**EXERCISE INSTRUCTIONS**
Extract all of the entries and set them down verbatim.

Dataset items
+++++

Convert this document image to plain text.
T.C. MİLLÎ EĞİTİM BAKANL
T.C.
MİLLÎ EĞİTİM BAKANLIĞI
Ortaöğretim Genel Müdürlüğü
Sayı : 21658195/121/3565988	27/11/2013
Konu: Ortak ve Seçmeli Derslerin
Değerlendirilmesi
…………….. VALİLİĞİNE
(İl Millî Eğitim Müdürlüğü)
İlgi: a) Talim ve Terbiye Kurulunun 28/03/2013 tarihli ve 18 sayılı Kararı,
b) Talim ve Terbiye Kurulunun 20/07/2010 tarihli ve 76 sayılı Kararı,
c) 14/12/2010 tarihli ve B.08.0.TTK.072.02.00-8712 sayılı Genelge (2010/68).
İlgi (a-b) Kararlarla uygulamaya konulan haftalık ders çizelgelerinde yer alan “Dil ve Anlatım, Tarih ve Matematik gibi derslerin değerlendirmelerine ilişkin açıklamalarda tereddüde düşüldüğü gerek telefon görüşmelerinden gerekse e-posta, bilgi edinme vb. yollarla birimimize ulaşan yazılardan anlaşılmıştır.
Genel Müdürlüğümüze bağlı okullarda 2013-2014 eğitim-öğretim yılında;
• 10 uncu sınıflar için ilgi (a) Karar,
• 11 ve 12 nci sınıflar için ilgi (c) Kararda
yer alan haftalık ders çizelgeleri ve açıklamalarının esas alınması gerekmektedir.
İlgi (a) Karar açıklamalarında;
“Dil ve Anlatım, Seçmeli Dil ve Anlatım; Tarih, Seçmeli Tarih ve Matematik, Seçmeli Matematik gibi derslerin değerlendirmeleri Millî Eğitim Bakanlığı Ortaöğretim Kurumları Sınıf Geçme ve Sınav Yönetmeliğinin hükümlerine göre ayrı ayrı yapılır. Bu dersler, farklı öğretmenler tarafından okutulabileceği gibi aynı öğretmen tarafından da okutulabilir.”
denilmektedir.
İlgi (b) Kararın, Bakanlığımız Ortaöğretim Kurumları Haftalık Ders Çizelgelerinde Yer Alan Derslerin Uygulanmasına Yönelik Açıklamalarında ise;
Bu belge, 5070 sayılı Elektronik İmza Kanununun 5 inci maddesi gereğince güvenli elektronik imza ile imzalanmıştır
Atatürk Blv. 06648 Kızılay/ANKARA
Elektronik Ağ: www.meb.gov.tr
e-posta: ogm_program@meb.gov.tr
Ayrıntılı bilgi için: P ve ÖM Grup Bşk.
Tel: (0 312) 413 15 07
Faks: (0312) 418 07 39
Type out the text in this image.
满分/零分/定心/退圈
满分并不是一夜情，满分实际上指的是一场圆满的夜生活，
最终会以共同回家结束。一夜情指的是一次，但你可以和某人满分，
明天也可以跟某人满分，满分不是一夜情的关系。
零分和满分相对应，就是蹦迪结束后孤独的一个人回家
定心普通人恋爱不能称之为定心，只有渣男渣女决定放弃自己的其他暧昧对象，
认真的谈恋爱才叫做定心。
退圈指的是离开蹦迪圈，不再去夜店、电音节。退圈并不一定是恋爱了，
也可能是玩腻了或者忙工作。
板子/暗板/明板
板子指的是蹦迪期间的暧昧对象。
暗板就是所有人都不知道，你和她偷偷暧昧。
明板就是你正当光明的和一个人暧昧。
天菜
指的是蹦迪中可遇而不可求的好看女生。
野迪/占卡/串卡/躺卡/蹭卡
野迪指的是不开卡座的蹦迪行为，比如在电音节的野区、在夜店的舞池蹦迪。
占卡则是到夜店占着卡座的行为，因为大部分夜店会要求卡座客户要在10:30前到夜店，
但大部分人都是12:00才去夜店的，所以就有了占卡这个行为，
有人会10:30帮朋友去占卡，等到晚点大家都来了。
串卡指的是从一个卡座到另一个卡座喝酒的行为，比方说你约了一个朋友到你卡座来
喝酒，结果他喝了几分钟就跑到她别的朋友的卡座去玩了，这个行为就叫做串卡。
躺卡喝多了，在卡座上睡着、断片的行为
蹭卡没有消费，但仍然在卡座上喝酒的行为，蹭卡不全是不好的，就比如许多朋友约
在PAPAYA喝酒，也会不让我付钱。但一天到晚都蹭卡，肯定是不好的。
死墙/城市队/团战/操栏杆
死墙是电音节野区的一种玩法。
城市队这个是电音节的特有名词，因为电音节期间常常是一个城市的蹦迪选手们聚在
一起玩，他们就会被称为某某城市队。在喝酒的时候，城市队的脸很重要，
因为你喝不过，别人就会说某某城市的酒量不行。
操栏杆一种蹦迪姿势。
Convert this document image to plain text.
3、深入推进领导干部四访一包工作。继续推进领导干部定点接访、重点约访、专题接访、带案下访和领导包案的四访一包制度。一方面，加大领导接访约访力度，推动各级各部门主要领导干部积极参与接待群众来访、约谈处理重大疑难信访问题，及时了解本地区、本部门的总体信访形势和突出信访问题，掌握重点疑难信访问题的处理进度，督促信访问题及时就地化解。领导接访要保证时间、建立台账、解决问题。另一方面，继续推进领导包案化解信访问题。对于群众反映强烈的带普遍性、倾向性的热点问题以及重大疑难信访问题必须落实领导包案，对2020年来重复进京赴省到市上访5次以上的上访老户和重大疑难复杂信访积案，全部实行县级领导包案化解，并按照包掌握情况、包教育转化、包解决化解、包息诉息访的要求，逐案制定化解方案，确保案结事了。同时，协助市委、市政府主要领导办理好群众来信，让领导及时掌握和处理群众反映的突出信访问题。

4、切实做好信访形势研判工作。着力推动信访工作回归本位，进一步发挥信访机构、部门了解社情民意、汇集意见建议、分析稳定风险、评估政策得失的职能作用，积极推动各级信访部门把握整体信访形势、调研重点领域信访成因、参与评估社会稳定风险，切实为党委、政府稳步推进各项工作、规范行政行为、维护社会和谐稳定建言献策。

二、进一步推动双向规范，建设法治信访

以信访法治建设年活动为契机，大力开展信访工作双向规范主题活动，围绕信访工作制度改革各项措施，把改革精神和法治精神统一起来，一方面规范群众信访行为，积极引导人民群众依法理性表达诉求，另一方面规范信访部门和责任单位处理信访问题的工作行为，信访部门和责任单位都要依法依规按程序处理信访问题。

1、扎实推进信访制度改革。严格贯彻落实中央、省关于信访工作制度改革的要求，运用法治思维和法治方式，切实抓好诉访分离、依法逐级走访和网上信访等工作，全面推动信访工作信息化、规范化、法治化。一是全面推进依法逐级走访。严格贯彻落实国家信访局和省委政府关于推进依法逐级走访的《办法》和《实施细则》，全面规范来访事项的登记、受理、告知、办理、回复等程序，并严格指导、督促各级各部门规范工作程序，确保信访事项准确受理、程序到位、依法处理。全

+++++

**WRITTEN SOLUTION**
Convert this document image to plain text.
T.C. MİLLÎ EĞİTİM BAKANL
T.C.
MİLLÎ EĞİTİM BAKANLIĞI
Ortaöğretim Genel Müdürlüğü
Sayı : 21658195/121/3565988	27/11/2013
Konu: Ortak ve Seçmeli Derslerin
Değerlendirilmesi
…………….. VALİLİĞİNE
(İl Millî Eğitim Müdürlüğü)
İlgi: a) Talim ve Terbiye Kurulunun 28/03/2013 tarihli ve 18 sayılı Kararı,
b) Talim ve Terbiye Kurulunun 20/07/2010 tarihli ve 76 sayılı Kararı,
c) 14/12/2010 tarihli ve B.08.0.TTK.072.02.00-8712 sayılı Genelge (2010/68).
İlgi (a-b) Kararlarla uygulamaya konulan haftalık ders çizelgelerinde yer alan “Dil ve Anlatım, Tarih ve Matematik gibi derslerin değerlendirmelerine ilişkin açıklamalarda tereddüde düşüldüğü gerek telefon görüşmelerinden gerekse e-posta, bilgi edinme vb. yollarla birimimize ulaşan yazılardan anlaşılmıştır.
Genel Müdürlüğümüze bağlı okullarda 2013-2014 eğitim-öğretim yılında;
• 10 uncu sınıflar için ilgi (a) Karar,
• 11 ve 12 nci sınıflar için ilgi (c) Kararda
yer alan haftalık ders çizelgeleri ve açıklamalarının esas alınması gerekmektedir.
İlgi (a) Karar açıklamalarında;
“Dil ve Anlatım, Seçmeli Dil ve Anlatım; Tarih, Seçmeli Tarih ve Matematik, Seçmeli Matematik gibi derslerin değerlendirmeleri Millî Eğitim Bakanlığı Ortaöğretim Kurumları Sınıf Geçme ve Sınav Yönetmeliğinin hükümlerine göre ayrı ayrı yapılır. Bu dersler, farklı öğretmenler tarafından okutulabileceği gibi aynı öğretmen tarafından da okutulabilir.”
denilmektedir.
İlgi (b) Kararın, Bakanlığımız Ortaöğretim Kurumları Haftalık Ders Çizelgelerinde Yer Alan Derslerin Uygulanmasına Yönelik Açıklamalarında ise;
Bu belge, 5070 sayılı Elektronik İmza Kanununun 5 inci maddesi gereğince güvenli elektronik imza ile imzalanmıştır
Atatürk Blv. 06648 Kızılay/ANKARA
Elektronik Ağ: www.meb.gov.tr
e-posta: ogm_program@meb.gov.tr
Ayrıntılı bilgi için: P ve ÖM Grup Bşk.
Tel: (0 312) 413 15 07
Faks: (0312) 418 07 39
Type out the text in this image.
满分/零分/定心/退圈
满分并不是一夜情，满分实际上指的是一场圆满的夜生活，
最终会以共同回家结束。一夜情指的是一次，但你可以和某人满分，
明天也可以跟某人满分，满分不是一夜情的关系。
零分和满分相对应，就是蹦迪结束后孤独的一个人回家
定心普通人恋爱不能称之为定心，只有渣男渣女决定放弃自己的其他暧昧对象，
认真的谈恋爱才叫做定心。
退圈指的是离开蹦迪圈，不再去夜店、电音节。退圈并不一定是恋爱了，
也可能是玩腻了或者忙工作。
板子/暗板/明板
板子指的是蹦迪期间的暧昧对象。
暗板就是所有人都不知道，你和她偷偷暧昧。
明板就是你正当光明的和一个人暧昧。
天菜
指的是蹦迪中可遇而不可求的好看女生。
野迪/占卡/串卡/躺卡/蹭卡
野迪指的是不开卡座的蹦迪行为，比如在电音节的野区、在夜店的舞池蹦迪。
占卡则是到夜店占着卡座的行为，因为大部分夜店会要求卡座客户要在10:30前到夜店，
但大部分人都是12:00才去夜店的，所以就有了占卡这个行为，
有人会10:30帮朋友去占卡，等到晚点大家都来了。
串卡指的是从一个卡座到另一个卡座喝酒的行为，比方说你约了一个朋友到你卡座来
喝酒，结果他喝了几分钟就跑到她别的朋友的卡座去玩了，这个行为就叫做串卡。
躺卡喝多了，在卡座上睡着、断片的行为
蹭卡没有消费，但仍然在卡座上喝酒的行为，蹭卡不全是不好的，就比如许多朋友约
在PAPAYA喝酒，也会不让我付钱。但一天到晚都蹭卡，肯定是不好的。
死墙/城市队/团战/操栏杆
死墙是电音节野区的一种玩法。
城市队这个是电音节的特有名词，因为电音节期间常常是一个城市的蹦迪选手们聚在
一起玩，他们就会被称为某某城市队。在喝酒的时候，城市队的脸很重要，
因为你喝不过，别人就会说某某城市的酒量不行。
操栏杆一种蹦迪姿势。
Convert this document image to plain text.
3、深入推进领导干部四访一包工作。继续推进领导干部定点接访、重点约访、专题接访、带案下访和领导包案的四访一包制度。一方面，加大领导接访约访力度，推动各级各部门主要领导干部积极参与接待群众来访、约谈处理重大疑难信访问题，及时了解本地区、本部门的总体信访形势和突出信访问题，掌握重点疑难信访问题的处理进度，督促信访问题及时就地化解。领导接访要保证时间、建立台账、解决问题。另一方面，继续推进领导包案化解信访问题。对于群众反映强烈的带普遍性、倾向性的热点问题以及重大疑难信访问题必须落实领导包案，对2020年来重复进京赴省到市上访5次以上的上访老户和重大疑难复杂信访积案，全部实行县级领导包案化解，并按照包掌握情况、包教育转化、包解决化解、包息诉息访的要求，逐案制定化解方案，确保案结事了。同时，协助市委、市政府主要领导办理好群众来信，让领导及时掌握和处理群众反映的突出信访问题。

4、切实做好信访形势研判工作。着力推动信访工作回归本位，进一步发挥信访机构、部门了解社情民意、汇集意见建议、分析稳定风险、评估政策得失的职能作用，积极推动各级信访部门把握整体信访形势、调研重点领域信访成因、参与评估社会稳定风险，切实为党委、政府稳步推进各项工作、规范行政行为、维护社会和谐稳定建言献策。

二、进一步推动双向规范，建设法治信访

以信访法治建设年活动为契机，大力开展信访工作双向规范主题活动，围绕信访工作制度改革各项措施，把改革精神和法治精神统一起来，一方面规范群众信访行为，积极引导人民群众依法理性表达诉求，另一方面规范信访部门和责任单位处理信访问题的工作行为，信访部门和责任单位都要依法依规按程序处理信访问题。

1、扎实推进信访制度改革。严格贯彻落实中央、省关于信访工作制度改革的要求，运用法治思维和法治方式，切实抓好诉访分离、依法逐级走访和网上信访等工作，全面推动信访工作信息化、规范化、法治化。一是全面推进依法逐级走访。严格贯彻落实国家信访局和省委政府关于推进依法逐级走访的《办法》和《实施细则》，全面规范来访事项的登记、受理、告知、办理、回复等程序，并严格指导、督促各级各部门规范工作程序，确保信访事项准确受理、程序到位、依法处理。全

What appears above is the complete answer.